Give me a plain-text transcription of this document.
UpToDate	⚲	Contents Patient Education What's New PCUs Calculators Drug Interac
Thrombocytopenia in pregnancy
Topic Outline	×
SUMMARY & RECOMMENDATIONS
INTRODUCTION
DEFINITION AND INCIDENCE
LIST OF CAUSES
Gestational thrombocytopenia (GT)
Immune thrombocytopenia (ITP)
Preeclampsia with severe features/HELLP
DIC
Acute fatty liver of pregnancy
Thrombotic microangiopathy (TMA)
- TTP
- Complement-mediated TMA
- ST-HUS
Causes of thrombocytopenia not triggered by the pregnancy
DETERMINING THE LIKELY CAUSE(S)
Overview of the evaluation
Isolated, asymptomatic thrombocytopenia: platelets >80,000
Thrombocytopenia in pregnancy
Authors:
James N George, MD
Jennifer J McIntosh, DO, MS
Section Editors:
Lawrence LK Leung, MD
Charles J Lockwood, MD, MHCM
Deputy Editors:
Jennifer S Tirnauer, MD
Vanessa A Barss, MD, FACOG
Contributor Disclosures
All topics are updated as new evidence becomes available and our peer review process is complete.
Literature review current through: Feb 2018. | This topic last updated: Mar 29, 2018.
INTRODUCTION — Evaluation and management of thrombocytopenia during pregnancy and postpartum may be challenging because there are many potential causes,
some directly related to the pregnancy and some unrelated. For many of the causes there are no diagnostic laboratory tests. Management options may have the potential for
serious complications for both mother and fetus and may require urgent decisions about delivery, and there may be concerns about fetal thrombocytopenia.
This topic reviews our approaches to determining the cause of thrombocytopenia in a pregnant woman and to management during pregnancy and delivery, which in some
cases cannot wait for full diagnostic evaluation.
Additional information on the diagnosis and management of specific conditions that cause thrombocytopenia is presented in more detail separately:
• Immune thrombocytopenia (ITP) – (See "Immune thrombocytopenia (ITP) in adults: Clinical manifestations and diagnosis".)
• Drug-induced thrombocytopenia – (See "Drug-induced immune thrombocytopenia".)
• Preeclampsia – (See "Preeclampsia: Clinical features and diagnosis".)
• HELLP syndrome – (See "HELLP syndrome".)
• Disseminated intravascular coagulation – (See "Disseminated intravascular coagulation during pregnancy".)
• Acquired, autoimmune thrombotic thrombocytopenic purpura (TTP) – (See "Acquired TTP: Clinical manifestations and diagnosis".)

- _Problem to work on_: Scan the records above for the string "delivery", then report every line that contains it.

- _Final answer_:
serious complications for both mother and fetus and may require urgent decisions about delivery, and there may be concerns about fetal thrombocytopenia.
This topic reviews our approaches to determining the cause of thrombocytopenia in a pregnant woman and to management during pregnancy and delivery, which in some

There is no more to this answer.